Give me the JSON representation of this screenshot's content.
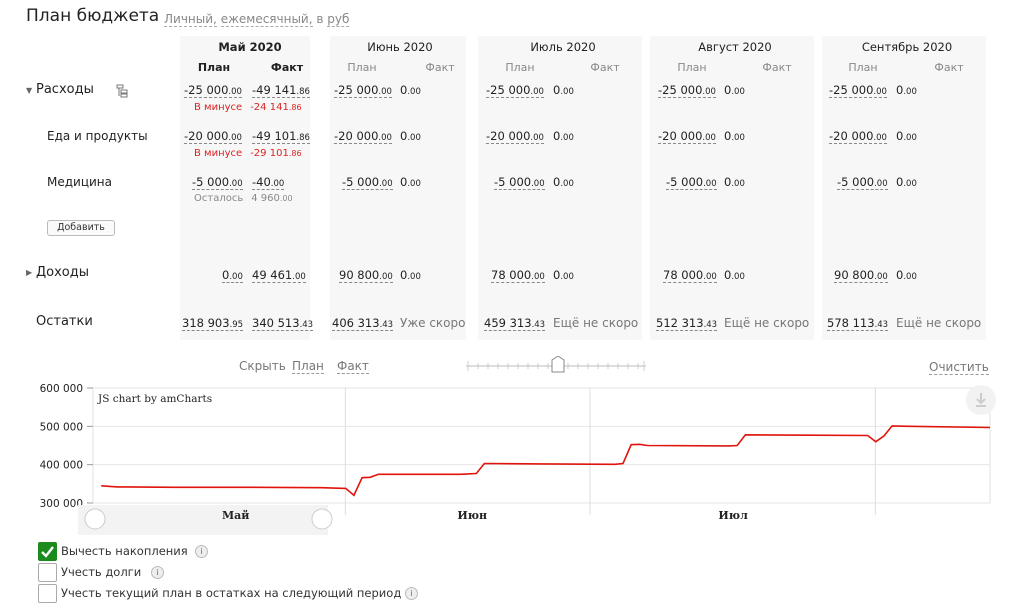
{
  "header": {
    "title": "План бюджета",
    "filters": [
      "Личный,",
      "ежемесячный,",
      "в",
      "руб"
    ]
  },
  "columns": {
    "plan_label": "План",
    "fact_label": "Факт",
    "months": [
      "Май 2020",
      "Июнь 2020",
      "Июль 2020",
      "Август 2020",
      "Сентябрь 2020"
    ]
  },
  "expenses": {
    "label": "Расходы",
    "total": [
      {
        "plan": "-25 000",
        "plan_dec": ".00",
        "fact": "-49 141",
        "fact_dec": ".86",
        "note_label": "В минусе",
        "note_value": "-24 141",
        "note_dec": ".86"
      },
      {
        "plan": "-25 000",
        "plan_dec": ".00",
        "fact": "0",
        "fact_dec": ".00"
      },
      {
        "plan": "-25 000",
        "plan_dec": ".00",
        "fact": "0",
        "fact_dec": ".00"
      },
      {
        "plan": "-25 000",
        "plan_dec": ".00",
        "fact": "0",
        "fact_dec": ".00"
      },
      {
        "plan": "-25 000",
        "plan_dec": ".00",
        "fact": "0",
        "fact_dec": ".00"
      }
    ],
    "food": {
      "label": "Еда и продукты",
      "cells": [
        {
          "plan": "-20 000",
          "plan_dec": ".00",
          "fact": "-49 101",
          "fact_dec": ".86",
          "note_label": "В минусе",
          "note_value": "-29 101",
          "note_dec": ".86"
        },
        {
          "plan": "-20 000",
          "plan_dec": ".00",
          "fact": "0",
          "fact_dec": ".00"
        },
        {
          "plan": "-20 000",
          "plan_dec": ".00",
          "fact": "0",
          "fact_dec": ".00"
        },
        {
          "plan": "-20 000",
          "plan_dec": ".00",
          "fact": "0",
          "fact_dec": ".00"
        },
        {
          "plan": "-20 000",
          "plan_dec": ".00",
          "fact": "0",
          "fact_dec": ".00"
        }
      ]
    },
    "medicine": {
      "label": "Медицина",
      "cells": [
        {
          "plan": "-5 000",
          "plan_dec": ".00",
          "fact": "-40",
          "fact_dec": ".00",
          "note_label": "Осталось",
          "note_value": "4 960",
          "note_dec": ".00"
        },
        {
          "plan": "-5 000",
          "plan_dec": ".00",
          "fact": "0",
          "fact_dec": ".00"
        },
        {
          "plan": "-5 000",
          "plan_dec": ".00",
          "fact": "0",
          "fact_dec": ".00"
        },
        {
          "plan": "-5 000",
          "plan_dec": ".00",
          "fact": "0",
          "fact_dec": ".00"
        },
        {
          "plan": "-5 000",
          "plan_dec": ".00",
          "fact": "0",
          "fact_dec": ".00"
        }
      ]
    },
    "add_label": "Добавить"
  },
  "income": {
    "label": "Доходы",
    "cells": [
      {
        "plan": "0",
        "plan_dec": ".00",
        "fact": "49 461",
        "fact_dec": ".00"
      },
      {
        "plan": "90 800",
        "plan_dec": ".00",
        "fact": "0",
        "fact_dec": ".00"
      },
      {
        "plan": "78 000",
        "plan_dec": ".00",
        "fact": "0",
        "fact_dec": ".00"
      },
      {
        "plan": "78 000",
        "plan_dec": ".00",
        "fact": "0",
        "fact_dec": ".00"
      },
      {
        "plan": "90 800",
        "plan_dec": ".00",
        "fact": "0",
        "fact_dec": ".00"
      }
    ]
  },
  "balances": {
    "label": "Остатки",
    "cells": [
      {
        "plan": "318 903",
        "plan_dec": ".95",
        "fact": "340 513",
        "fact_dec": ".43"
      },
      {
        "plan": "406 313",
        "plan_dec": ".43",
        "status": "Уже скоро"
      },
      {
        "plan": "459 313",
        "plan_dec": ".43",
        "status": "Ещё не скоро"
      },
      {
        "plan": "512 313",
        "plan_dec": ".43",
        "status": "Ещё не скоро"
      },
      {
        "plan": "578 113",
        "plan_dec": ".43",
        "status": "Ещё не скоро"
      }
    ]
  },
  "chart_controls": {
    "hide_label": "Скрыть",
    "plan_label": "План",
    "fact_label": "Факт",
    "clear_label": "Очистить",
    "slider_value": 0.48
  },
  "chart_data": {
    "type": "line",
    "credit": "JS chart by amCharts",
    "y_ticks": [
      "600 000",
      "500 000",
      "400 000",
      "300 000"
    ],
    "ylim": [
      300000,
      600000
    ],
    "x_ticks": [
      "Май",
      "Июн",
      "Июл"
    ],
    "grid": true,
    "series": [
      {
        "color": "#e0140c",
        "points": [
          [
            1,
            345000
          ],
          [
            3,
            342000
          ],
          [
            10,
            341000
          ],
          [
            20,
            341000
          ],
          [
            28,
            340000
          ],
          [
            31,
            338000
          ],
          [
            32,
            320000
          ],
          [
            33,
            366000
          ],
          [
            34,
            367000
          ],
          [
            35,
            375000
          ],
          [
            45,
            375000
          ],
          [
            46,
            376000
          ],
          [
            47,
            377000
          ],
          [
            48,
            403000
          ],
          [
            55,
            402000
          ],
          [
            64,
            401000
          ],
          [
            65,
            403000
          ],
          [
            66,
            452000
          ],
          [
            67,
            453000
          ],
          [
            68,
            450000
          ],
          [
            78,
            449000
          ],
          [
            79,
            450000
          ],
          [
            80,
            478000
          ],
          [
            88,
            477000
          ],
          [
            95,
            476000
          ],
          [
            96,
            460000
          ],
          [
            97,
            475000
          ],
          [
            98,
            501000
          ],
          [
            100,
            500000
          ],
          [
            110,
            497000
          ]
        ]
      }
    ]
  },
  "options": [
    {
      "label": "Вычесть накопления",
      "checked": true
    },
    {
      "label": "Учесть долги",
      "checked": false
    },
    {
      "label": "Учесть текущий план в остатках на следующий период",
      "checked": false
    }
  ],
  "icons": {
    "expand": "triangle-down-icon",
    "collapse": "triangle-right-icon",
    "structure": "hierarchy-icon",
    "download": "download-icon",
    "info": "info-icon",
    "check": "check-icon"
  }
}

---

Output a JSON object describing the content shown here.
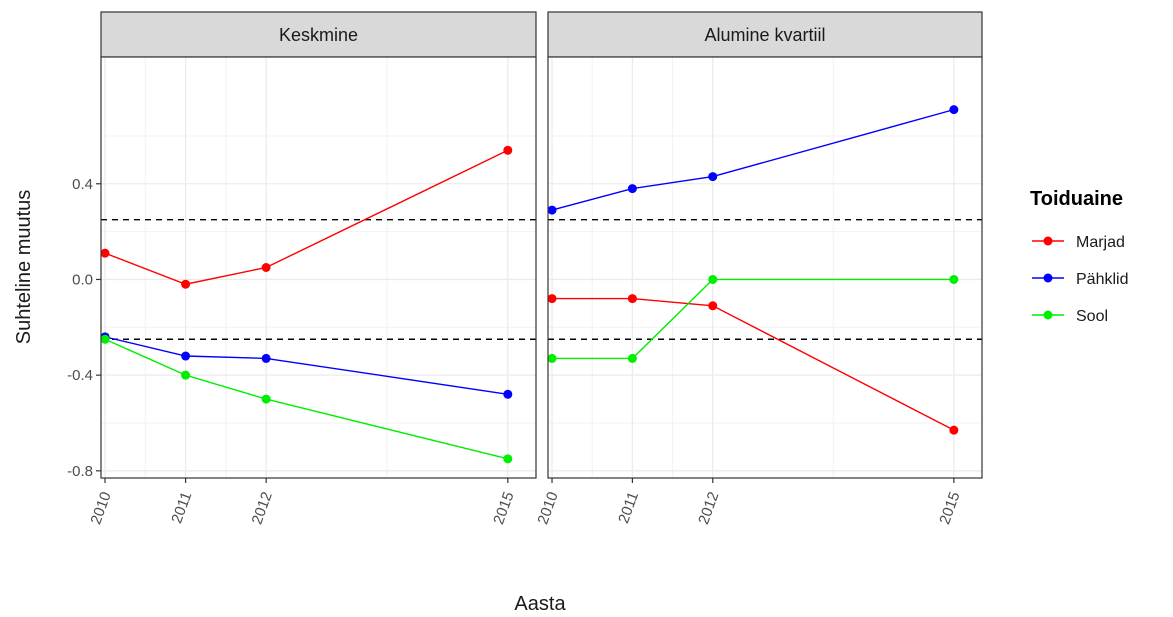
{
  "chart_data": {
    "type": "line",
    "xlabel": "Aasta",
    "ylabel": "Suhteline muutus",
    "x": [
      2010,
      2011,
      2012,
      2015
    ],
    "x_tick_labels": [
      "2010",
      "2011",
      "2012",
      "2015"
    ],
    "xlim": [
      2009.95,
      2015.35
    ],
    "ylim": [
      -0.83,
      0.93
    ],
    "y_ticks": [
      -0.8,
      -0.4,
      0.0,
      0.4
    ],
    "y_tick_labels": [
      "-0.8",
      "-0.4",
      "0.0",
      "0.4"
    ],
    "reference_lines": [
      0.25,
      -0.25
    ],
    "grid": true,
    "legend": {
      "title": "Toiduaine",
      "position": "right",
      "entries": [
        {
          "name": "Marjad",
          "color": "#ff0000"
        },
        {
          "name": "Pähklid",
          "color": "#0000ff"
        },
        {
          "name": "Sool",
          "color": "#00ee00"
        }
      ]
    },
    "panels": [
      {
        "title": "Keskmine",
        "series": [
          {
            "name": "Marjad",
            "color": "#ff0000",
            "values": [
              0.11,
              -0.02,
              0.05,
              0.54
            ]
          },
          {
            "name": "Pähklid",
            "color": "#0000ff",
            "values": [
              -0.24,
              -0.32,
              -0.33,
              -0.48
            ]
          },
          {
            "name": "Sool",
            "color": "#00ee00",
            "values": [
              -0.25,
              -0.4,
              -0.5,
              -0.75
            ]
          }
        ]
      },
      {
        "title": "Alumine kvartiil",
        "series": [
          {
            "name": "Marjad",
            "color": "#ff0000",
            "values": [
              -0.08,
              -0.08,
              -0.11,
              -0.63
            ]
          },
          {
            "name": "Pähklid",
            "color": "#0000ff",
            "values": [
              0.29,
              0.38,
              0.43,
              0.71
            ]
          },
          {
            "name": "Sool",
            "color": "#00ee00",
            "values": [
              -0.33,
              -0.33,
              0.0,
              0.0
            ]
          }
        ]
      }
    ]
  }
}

==

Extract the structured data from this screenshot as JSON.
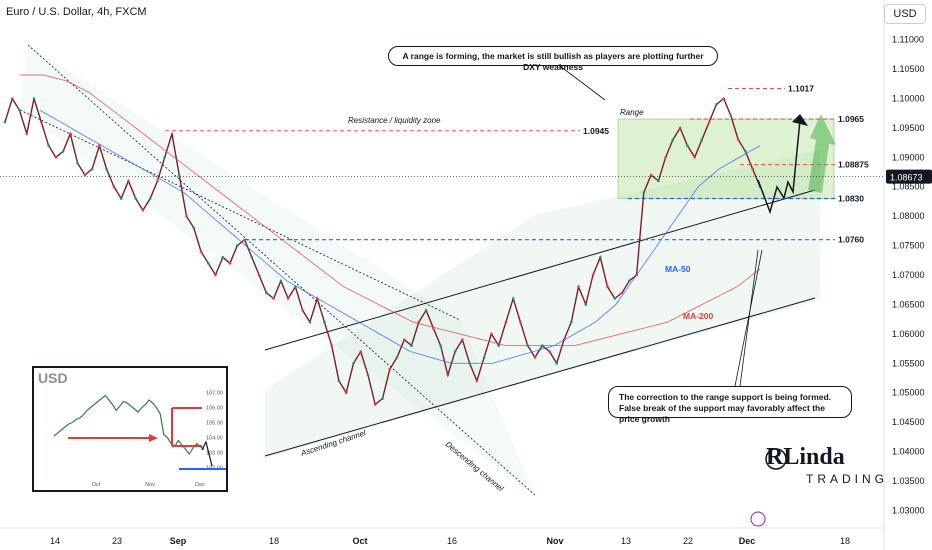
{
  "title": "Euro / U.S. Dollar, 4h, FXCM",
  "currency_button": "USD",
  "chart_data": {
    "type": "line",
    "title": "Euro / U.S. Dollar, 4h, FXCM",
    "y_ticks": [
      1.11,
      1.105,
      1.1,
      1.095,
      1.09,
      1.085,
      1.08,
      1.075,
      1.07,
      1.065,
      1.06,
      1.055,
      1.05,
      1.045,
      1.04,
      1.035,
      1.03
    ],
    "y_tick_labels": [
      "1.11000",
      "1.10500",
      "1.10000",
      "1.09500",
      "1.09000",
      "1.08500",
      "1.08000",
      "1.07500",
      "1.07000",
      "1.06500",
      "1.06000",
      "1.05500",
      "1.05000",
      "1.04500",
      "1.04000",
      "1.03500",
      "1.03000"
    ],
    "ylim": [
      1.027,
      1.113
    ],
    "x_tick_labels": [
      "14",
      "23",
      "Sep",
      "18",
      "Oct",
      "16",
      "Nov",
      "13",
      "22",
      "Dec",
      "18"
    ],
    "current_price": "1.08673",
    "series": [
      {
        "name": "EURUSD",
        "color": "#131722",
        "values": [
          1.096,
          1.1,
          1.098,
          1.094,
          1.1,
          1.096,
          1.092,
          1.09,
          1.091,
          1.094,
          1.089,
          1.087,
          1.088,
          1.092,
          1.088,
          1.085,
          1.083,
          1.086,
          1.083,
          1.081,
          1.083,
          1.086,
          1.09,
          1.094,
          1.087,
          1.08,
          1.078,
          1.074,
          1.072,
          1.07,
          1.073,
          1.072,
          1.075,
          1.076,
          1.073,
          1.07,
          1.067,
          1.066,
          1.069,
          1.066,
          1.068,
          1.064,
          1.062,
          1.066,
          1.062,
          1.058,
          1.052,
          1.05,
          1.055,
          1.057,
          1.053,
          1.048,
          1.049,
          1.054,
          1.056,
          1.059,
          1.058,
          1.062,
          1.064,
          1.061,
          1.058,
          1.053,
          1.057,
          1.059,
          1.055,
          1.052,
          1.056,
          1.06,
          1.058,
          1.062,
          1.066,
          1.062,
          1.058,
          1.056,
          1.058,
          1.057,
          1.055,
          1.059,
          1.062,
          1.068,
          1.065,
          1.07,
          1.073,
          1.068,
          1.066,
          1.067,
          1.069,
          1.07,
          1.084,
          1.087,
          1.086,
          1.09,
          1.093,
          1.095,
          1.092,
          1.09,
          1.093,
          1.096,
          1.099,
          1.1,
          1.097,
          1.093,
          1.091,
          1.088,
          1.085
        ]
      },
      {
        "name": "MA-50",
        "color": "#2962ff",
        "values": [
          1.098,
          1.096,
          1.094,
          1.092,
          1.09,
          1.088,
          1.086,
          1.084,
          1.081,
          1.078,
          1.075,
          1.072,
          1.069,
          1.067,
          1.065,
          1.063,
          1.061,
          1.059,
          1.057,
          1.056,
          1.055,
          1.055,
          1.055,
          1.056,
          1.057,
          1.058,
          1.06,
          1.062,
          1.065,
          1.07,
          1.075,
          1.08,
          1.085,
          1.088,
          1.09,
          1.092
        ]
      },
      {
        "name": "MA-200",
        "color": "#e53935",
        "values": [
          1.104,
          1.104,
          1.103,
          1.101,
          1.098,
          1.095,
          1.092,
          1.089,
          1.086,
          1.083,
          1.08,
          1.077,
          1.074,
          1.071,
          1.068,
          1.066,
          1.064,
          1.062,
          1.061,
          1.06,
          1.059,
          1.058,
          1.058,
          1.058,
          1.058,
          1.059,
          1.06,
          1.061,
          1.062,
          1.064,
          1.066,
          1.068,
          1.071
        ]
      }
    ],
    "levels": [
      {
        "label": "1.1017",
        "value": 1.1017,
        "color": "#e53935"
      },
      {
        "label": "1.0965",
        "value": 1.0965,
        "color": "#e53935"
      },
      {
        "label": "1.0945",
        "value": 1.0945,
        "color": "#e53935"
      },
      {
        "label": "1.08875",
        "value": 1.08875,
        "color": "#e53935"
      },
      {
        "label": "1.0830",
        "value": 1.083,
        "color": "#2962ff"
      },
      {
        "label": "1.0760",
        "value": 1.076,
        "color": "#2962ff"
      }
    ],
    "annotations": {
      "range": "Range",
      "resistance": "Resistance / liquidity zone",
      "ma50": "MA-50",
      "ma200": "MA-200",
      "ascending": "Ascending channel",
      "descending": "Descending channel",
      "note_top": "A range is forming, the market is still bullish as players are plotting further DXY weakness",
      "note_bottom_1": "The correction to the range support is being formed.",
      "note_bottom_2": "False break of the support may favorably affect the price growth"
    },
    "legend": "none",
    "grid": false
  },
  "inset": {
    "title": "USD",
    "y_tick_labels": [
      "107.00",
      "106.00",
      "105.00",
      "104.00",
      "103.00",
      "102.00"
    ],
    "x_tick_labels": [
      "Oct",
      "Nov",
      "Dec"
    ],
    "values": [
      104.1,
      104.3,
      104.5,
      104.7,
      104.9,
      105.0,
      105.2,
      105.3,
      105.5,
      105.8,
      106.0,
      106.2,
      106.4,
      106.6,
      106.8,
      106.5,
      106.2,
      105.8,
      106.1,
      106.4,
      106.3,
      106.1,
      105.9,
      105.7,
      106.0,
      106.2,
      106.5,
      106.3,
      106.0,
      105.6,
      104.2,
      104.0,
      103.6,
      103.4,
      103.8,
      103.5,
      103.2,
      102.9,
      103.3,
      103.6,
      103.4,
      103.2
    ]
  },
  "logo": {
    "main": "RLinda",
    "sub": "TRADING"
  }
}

__Stated goal__
Scan the material line by line and report each one that contains "FXCM".

__Reply__
  "title": "Euro / U.S. Dollar, 4h, FXCM",
    "title": "Euro / U.S. Dollar, 4h, FXCM",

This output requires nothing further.